-- START --
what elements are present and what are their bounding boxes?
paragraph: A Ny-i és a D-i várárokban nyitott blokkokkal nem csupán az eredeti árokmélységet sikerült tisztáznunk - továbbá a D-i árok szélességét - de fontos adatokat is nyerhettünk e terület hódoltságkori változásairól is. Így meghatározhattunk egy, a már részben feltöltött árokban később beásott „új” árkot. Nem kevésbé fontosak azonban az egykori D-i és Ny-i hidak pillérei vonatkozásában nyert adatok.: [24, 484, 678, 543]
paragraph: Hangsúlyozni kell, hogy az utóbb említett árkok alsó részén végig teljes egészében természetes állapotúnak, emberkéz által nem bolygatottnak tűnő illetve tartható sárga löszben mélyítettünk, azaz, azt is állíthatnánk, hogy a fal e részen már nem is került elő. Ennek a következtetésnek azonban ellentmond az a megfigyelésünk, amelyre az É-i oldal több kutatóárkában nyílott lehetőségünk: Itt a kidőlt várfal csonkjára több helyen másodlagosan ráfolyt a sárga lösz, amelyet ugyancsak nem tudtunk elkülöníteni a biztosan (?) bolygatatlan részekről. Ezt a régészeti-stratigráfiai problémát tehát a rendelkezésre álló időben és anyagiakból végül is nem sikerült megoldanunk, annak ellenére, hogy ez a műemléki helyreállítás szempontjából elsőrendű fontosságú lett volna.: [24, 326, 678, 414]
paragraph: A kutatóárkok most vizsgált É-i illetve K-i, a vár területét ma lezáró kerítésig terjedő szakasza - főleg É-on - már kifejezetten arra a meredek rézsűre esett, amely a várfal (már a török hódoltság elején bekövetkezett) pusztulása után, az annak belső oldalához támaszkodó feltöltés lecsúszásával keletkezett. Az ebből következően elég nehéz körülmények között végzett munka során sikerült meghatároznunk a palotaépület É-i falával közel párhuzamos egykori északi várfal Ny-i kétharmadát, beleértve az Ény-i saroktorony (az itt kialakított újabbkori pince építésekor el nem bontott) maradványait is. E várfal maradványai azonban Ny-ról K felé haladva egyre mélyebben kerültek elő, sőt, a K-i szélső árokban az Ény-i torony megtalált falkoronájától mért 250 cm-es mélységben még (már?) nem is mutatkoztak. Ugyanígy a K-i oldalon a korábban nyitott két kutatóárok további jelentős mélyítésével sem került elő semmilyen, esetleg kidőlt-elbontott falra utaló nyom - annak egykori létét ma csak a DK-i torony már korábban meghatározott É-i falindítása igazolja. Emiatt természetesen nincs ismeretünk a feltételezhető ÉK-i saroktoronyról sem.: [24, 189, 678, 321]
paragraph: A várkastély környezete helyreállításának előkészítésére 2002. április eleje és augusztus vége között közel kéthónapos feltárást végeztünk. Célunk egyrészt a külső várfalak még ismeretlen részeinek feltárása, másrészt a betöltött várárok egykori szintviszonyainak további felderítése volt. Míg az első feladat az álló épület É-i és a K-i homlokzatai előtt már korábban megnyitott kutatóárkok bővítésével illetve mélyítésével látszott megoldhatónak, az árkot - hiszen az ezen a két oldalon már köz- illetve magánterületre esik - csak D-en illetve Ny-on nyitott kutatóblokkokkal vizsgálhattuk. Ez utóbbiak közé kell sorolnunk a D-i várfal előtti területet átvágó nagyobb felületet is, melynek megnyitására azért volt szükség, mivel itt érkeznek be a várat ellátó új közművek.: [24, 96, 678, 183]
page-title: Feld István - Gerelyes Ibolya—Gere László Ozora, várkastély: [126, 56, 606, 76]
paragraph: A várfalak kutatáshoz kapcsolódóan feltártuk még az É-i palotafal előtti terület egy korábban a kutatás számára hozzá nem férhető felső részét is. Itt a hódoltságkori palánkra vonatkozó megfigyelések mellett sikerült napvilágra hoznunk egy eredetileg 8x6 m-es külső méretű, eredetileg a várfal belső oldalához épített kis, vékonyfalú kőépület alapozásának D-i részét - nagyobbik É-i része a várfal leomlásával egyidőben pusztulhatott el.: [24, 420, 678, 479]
-- END --
- WHAT THE EXERCISE ASKS
In the lines above, change every "paragraph" to "text block" and reproduce them with all else unchanged.

- EXPECTED ANSWER
what elements are present and what are their bounding boxes?
text block: A Ny-i és a D-i várárokban nyitott blokkokkal nem csupán az eredeti árokmélységet sikerült tisztáznunk - továbbá a D-i árok szélességét - de fontos adatokat is nyerhettünk e terület hódoltságkori változásairól is. Így meghatározhattunk egy, a már részben feltöltött árokban később beásott „új” árkot. Nem kevésbé fontosak azonban az egykori D-i és Ny-i hidak pillérei vonatkozásában nyert adatok.: [24, 484, 678, 543]
text block: Hangsúlyozni kell, hogy az utóbb említett árkok alsó részén végig teljes egészében természetes állapotúnak, emberkéz által nem bolygatottnak tűnő illetve tartható sárga löszben mélyítettünk, azaz, azt is állíthatnánk, hogy a fal e részen már nem is került elő. Ennek a következtetésnek azonban ellentmond az a megfigyelésünk, amelyre az É-i oldal több kutatóárkában nyílott lehetőségünk: Itt a kidőlt várfal csonkjára több helyen másodlagosan ráfolyt a sárga lösz, amelyet ugyancsak nem tudtunk elkülöníteni a biztosan (?) bolygatatlan részekről. Ezt a régészeti-stratigráfiai problémát tehát a rendelkezésre álló időben és anyagiakból végül is nem sikerült megoldanunk, annak ellenére, hogy ez a műemléki helyreállítás szempontjából elsőrendű fontosságú lett volna.: [24, 326, 678, 414]
text block: A kutatóárkok most vizsgált É-i illetve K-i, a vár területét ma lezáró kerítésig terjedő szakasza - főleg É-on - már kifejezetten arra a meredek rézsűre esett, amely a várfal (már a török hódoltság elején bekövetkezett) pusztulása után, az annak belső oldalához támaszkodó feltöltés lecsúszásával keletkezett. Az ebből következően elég nehéz körülmények között végzett munka során sikerült meghatároznunk a palotaépület É-i falával közel párhuzamos egykori északi várfal Ny-i kétharmadát, beleértve az Ény-i saroktorony (az itt kialakított újabbkori pince építésekor el nem bontott) maradványait is. E várfal maradványai azonban Ny-ról K felé haladva egyre mélyebben kerültek elő, sőt, a K-i szélső árokban az Ény-i torony megtalált falkoronájától mért 250 cm-es mélységben még (már?) nem is mutatkoztak. Ugyanígy a K-i oldalon a korábban nyitott két kutatóárok további jelentős mélyítésével sem került elő semmilyen, esetleg kidőlt-elbontott falra utaló nyom - annak egykori létét ma csak a DK-i torony már korábban meghatározott É-i falindítása igazolja. Emiatt természetesen nincs ismeretünk a feltételezhető ÉK-i saroktoronyról sem.: [24, 189, 678, 321]
text block: A várkastély környezete helyreállításának előkészítésére 2002. április eleje és augusztus vége között közel kéthónapos feltárást végeztünk. Célunk egyrészt a külső várfalak még ismeretlen részeinek feltárása, másrészt a betöltött várárok egykori szintviszonyainak további felderítése volt. Míg az első feladat az álló épület É-i és a K-i homlokzatai előtt már korábban megnyitott kutatóárkok bővítésével illetve mélyítésével látszott megoldhatónak, az árkot - hiszen az ezen a két oldalon már köz- illetve magánterületre esik - csak D-en illetve Ny-on nyitott kutatóblokkokkal vizsgálhattuk. Ez utóbbiak közé kell sorolnunk a D-i várfal előtti területet átvágó nagyobb felületet is, melynek megnyitására azért volt szükség, mivel itt érkeznek be a várat ellátó új közművek.: [24, 96, 678, 183]
page-title: Feld István - Gerelyes Ibolya—Gere László Ozora, várkastély: [126, 56, 606, 76]
text block: A várfalak kutatáshoz kapcsolódóan feltártuk még az É-i palotafal előtti terület egy korábban a kutatás számára hozzá nem férhető felső részét is. Itt a hódoltságkori palánkra vonatkozó megfigyelések mellett sikerült napvilágra hoznunk egy eredetileg 8x6 m-es külső méretű, eredetileg a várfal belső oldalához épített kis, vékonyfalú kőépület alapozásának D-i részét - nagyobbik É-i része a várfal leomlásával egyidőben pusztulhatott el.: [24, 420, 678, 479]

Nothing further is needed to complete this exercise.